■ What is required: From the listing that follows, output everything exactly except the pictures.

-------- Record set

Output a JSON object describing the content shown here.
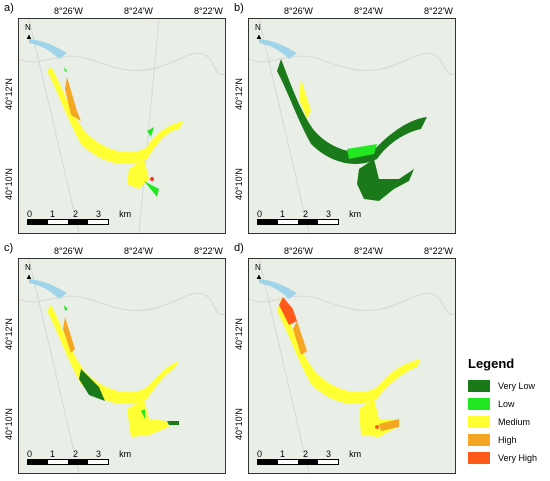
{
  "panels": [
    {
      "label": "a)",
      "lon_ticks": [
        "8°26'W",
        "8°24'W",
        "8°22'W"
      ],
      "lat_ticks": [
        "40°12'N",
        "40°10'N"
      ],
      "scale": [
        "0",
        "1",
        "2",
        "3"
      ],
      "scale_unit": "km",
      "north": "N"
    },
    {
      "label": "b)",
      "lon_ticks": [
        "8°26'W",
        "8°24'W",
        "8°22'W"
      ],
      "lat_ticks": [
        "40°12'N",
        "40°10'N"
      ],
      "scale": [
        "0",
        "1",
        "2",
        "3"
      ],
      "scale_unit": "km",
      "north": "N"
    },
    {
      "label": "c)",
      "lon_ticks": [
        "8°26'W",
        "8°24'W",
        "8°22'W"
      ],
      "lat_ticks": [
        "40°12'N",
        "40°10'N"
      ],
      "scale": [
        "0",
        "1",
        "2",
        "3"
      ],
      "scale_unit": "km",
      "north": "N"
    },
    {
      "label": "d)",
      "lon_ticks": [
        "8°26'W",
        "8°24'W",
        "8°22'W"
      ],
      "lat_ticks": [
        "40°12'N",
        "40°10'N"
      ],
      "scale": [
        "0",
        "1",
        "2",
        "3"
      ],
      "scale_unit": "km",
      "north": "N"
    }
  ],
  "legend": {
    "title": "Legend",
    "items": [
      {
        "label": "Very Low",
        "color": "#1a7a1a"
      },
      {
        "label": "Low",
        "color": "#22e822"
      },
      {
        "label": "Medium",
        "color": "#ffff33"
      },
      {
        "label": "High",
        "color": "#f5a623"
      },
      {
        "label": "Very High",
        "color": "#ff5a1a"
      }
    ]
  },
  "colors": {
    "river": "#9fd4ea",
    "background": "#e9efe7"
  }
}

----------------

■ Result:
Output a JSON object describing the content shown here.
{
  "panels": [
    {
      "label": "a)",
      "lon_ticks": [
        "8°26'W",
        "8°24'W",
        "8°22'W"
      ],
      "lat_ticks": [
        "40°12'N",
        "40°10'N"
      ],
      "scale": [
        "0",
        "1",
        "2",
        "3"
      ],
      "scale_unit": "km",
      "north": "N"
    },
    {
      "label": "b)",
      "lon_ticks": [
        "8°26'W",
        "8°24'W",
        "8°22'W"
      ],
      "lat_ticks": [
        "40°12'N",
        "40°10'N"
      ],
      "scale": [
        "0",
        "1",
        "2",
        "3"
      ],
      "scale_unit": "km",
      "north": "N"
    },
    {
      "label": "c)",
      "lon_ticks": [
        "8°26'W",
        "8°24'W",
        "8°22'W"
      ],
      "lat_ticks": [
        "40°12'N",
        "40°10'N"
      ],
      "scale": [
        "0",
        "1",
        "2",
        "3"
      ],
      "scale_unit": "km",
      "north": "N"
    },
    {
      "label": "d)",
      "lon_ticks": [
        "8°26'W",
        "8°24'W",
        "8°22'W"
      ],
      "lat_ticks": [
        "40°12'N",
        "40°10'N"
      ],
      "scale": [
        "0",
        "1",
        "2",
        "3"
      ],
      "scale_unit": "km",
      "north": "N"
    }
  ],
  "legend": {
    "title": "Legend",
    "items": [
      {
        "label": "Very Low",
        "color": "#1a7a1a"
      },
      {
        "label": "Low",
        "color": "#22e822"
      },
      {
        "label": "Medium",
        "color": "#ffff33"
      },
      {
        "label": "High",
        "color": "#f5a623"
      },
      {
        "label": "Very High",
        "color": "#ff5a1a"
      }
    ]
  },
  "colors": {
    "river": "#9fd4ea",
    "background": "#e9efe7"
  }
}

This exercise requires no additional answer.